→ Task instructions: Track down every line below that holds "ylabel" and copy it.

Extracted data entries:
────────────────

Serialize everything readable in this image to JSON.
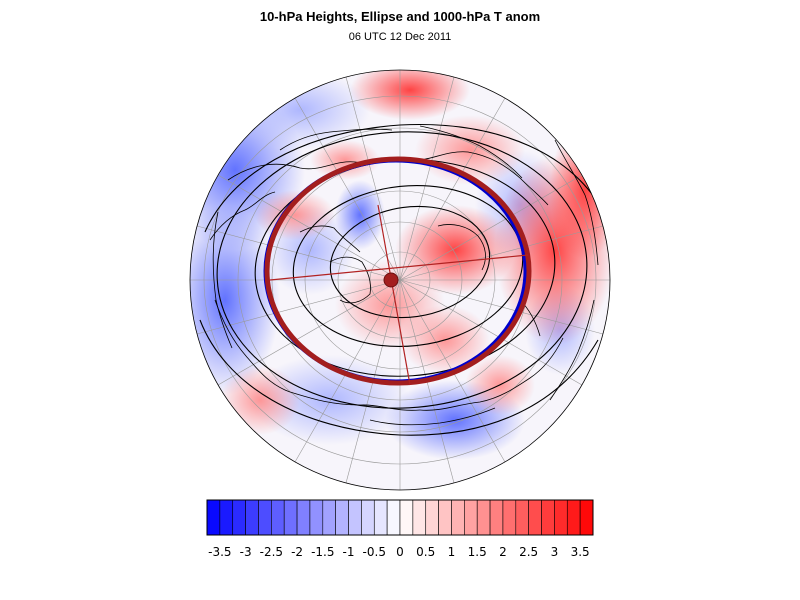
{
  "title": "10-hPa Heights, Ellipse and 1000-hPa T anom",
  "subtitle": "06 UTC 12 Dec 2011",
  "colors": {
    "neg_max": "#0000ff",
    "pos_max": "#ff0000",
    "neutral": "#ffffff",
    "ellipse_blue": "#0000cc",
    "ellipse_red": "#a31e1e",
    "contour": "#000000"
  },
  "colorbar": {
    "min": -3.75,
    "max": 3.75,
    "step": 0.25,
    "labels": [
      "-3.5",
      "-3",
      "-2.5",
      "-2",
      "-1.5",
      "-1",
      "-0.5",
      "0",
      "0.5",
      "1",
      "1.5",
      "2",
      "2.5",
      "3",
      "3.5"
    ],
    "label_values": [
      -3.5,
      -3,
      -2.5,
      -2,
      -1.5,
      -1,
      -0.5,
      0,
      0.5,
      1,
      1.5,
      2,
      2.5,
      3,
      3.5
    ]
  }
}
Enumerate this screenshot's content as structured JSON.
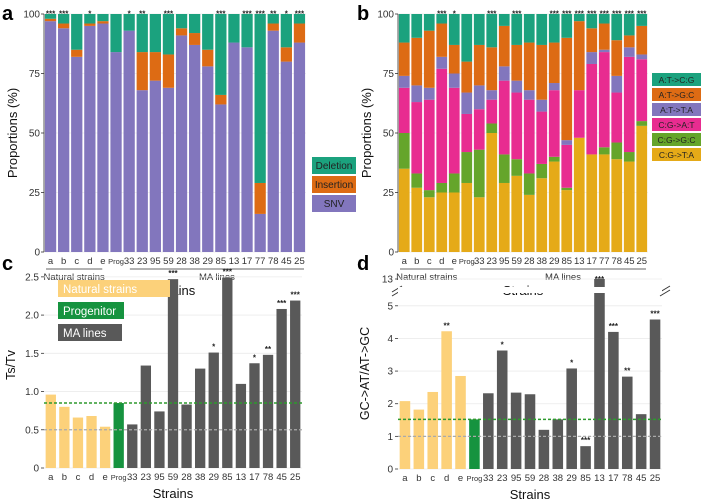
{
  "chart_data": [
    {
      "panel": "a",
      "type": "bar",
      "stacked": true,
      "xlabel": "Strains",
      "ylabel": "Proportions (%)",
      "ylim": [
        0,
        100
      ],
      "yticks": [
        "0",
        "25",
        "50",
        "75",
        "100"
      ],
      "categories": [
        "a",
        "b",
        "c",
        "d",
        "e",
        "Prog",
        "33",
        "23",
        "95",
        "59",
        "28",
        "38",
        "29",
        "85",
        "13",
        "17",
        "77",
        "78",
        "45",
        "25"
      ],
      "group_labels": [
        "Natural strains",
        "MA lines"
      ],
      "significance": [
        "***",
        "***",
        "",
        "*",
        "",
        "",
        "*",
        "**",
        "",
        "***",
        "",
        "",
        "",
        "***",
        "",
        "***",
        "***",
        "**",
        "*",
        "***"
      ],
      "legend": [
        "Deletion",
        "Insertion",
        "SNV"
      ],
      "colors": {
        "SNV": "#8276bd",
        "Insertion": "#dd6b14",
        "Deletion": "#1ba27e"
      },
      "series": [
        {
          "name": "SNV",
          "values": [
            97,
            94,
            82,
            95,
            96,
            84,
            93,
            68,
            72,
            69,
            91,
            87,
            78,
            62,
            88,
            86,
            16,
            93,
            80,
            88
          ]
        },
        {
          "name": "Insertion",
          "values": [
            1,
            2,
            3,
            1,
            1,
            0,
            0,
            16,
            12,
            14,
            3,
            5,
            7,
            4,
            0,
            0,
            13,
            3,
            6,
            8
          ]
        },
        {
          "name": "Deletion",
          "values": [
            2,
            4,
            15,
            4,
            3,
            16,
            7,
            16,
            16,
            17,
            6,
            8,
            15,
            34,
            12,
            14,
            71,
            4,
            14,
            4
          ]
        }
      ]
    },
    {
      "panel": "b",
      "type": "bar",
      "stacked": true,
      "xlabel": "Strains",
      "ylabel": "Proportions (%)",
      "ylim": [
        0,
        100
      ],
      "yticks": [
        "0",
        "25",
        "50",
        "75",
        "100"
      ],
      "categories": [
        "a",
        "b",
        "c",
        "d",
        "e",
        "Prog",
        "33",
        "23",
        "95",
        "59",
        "28",
        "38",
        "29",
        "85",
        "13",
        "17",
        "77",
        "78",
        "45",
        "25"
      ],
      "group_labels": [
        "Natural strains",
        "MA lines"
      ],
      "significance": [
        "",
        "",
        "",
        "***",
        "*",
        "",
        "",
        "***",
        "",
        "***",
        "",
        "",
        "***",
        "***",
        "***",
        "***",
        "***",
        "***",
        "***",
        "***"
      ],
      "legend": [
        "A:T->C:G",
        "A:T->G:C",
        "A:T->T:A",
        "C:G->A:T",
        "C:G->G:C",
        "C:G->T:A"
      ],
      "colors": {
        "A:T->C:G": "#1ba27e",
        "A:T->G:C": "#dd6b14",
        "A:T->T:A": "#8276bd",
        "C:G->A:T": "#e82c90",
        "C:G->G:C": "#65a52b",
        "C:G->T:A": "#e5aa18"
      },
      "series": [
        {
          "name": "C:G->T:A",
          "values": [
            35,
            27,
            23,
            25,
            25,
            29,
            23,
            50,
            29,
            32,
            24,
            31,
            38,
            26,
            48,
            41,
            41,
            39,
            38,
            53
          ]
        },
        {
          "name": "C:G->G:C",
          "values": [
            15,
            6,
            3,
            4,
            8,
            13,
            20,
            4,
            12,
            7,
            9,
            6,
            2,
            1,
            0,
            0,
            3,
            7,
            4,
            2
          ]
        },
        {
          "name": "C:G->A:T",
          "values": [
            19,
            30,
            38,
            48,
            36,
            16,
            17,
            10,
            31,
            28,
            31,
            22,
            28,
            18,
            20,
            38,
            40,
            21,
            40,
            26
          ]
        },
        {
          "name": "A:T->T:A",
          "values": [
            5,
            7,
            5,
            5,
            6,
            9,
            10,
            4,
            6,
            5,
            4,
            5,
            3,
            2,
            0,
            5,
            1,
            7,
            4,
            2
          ]
        },
        {
          "name": "A:T->G:C",
          "values": [
            14,
            20,
            24,
            14,
            12,
            13,
            17,
            18,
            17,
            15,
            20,
            23,
            17,
            43,
            29,
            10,
            11,
            15,
            5,
            12
          ]
        },
        {
          "name": "A:T->C:G",
          "values": [
            12,
            10,
            7,
            4,
            13,
            20,
            13,
            14,
            5,
            13,
            12,
            13,
            12,
            10,
            3,
            6,
            4,
            11,
            9,
            5
          ]
        }
      ]
    },
    {
      "panel": "c",
      "type": "bar",
      "xlabel": "Strains",
      "ylabel": "Ts/Tv",
      "ylim": [
        0,
        2.6
      ],
      "yticks": [
        "0",
        "0.5",
        "1.0",
        "1.5",
        "2.0",
        "2.5"
      ],
      "categories": [
        "a",
        "b",
        "c",
        "d",
        "e",
        "Prog",
        "33",
        "23",
        "95",
        "59",
        "28",
        "38",
        "29",
        "85",
        "13",
        "17",
        "78",
        "45",
        "25"
      ],
      "values": [
        0.96,
        0.8,
        0.66,
        0.68,
        0.54,
        0.85,
        0.57,
        1.34,
        0.74,
        2.47,
        0.83,
        1.3,
        1.51,
        2.49,
        1.1,
        1.37,
        1.48,
        2.08,
        2.19
      ],
      "groups": [
        "natural",
        "natural",
        "natural",
        "natural",
        "natural",
        "progenitor",
        "ma",
        "ma",
        "ma",
        "ma",
        "ma",
        "ma",
        "ma",
        "ma",
        "ma",
        "ma",
        "ma",
        "ma",
        "ma"
      ],
      "significance": [
        "",
        "",
        "",
        "",
        "",
        "",
        "",
        "",
        "",
        "***",
        "",
        "",
        "*",
        "***",
        "",
        "*",
        "**",
        "***",
        "***"
      ],
      "reference_lines": {
        "green": 0.85,
        "grey": 0.5
      },
      "legend": [
        "Natural strains",
        "Progenitor",
        "MA lines"
      ],
      "colors": {
        "natural": "#fcd17a",
        "progenitor": "#16933f",
        "ma": "#595959"
      }
    },
    {
      "panel": "d",
      "type": "bar",
      "xlabel": "Strains",
      "ylabel": "GC->AT/AT->GC",
      "ylim": [
        0,
        5.3
      ],
      "axis_break": [
        5.3,
        13
      ],
      "yticks": [
        "0",
        "1",
        "2",
        "3",
        "4",
        "5",
        "13"
      ],
      "categories": [
        "a",
        "b",
        "c",
        "d",
        "e",
        "Prog",
        "33",
        "23",
        "95",
        "59",
        "28",
        "38",
        "29",
        "85",
        "13",
        "17",
        "78",
        "45",
        "25"
      ],
      "values": [
        2.08,
        1.82,
        2.36,
        4.22,
        2.85,
        1.52,
        2.32,
        3.63,
        2.34,
        2.29,
        1.2,
        1.52,
        3.08,
        0.7,
        13.0,
        4.2,
        2.83,
        1.68,
        4.58
      ],
      "groups": [
        "natural",
        "natural",
        "natural",
        "natural",
        "natural",
        "progenitor",
        "ma",
        "ma",
        "ma",
        "ma",
        "ma",
        "ma",
        "ma",
        "ma",
        "ma",
        "ma",
        "ma",
        "ma",
        "ma"
      ],
      "significance": [
        "",
        "",
        "",
        "**",
        "",
        "",
        "",
        "*",
        "",
        "",
        "",
        "",
        "*",
        "***",
        "***",
        "***",
        "**",
        "",
        "***"
      ],
      "reference_lines": {
        "green": 1.52,
        "grey": 1.0
      },
      "colors": {
        "natural": "#fcd17a",
        "progenitor": "#16933f",
        "ma": "#595959"
      }
    }
  ],
  "panel_letters": [
    "a",
    "b",
    "c",
    "d"
  ],
  "group_labels": {
    "natural": "Natural strains",
    "ma": "MA lines"
  },
  "x_title": "Strains"
}
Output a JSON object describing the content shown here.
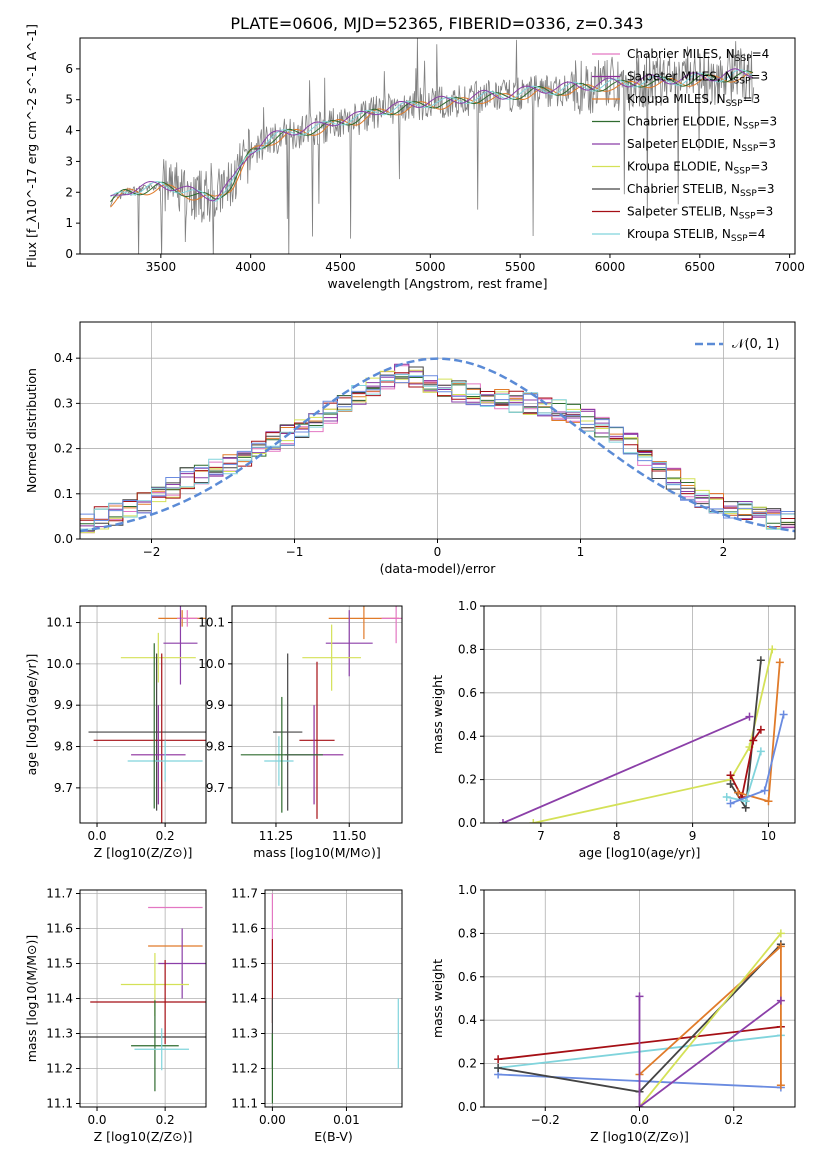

────────────────

→ Reply to the task:
      "ylabel": "Proportions (%)",
      "ylabel": "Proportions (%)",
      "ylabel": "Ts/Tv",
      "ylabel": "GC->AT/AT->GC",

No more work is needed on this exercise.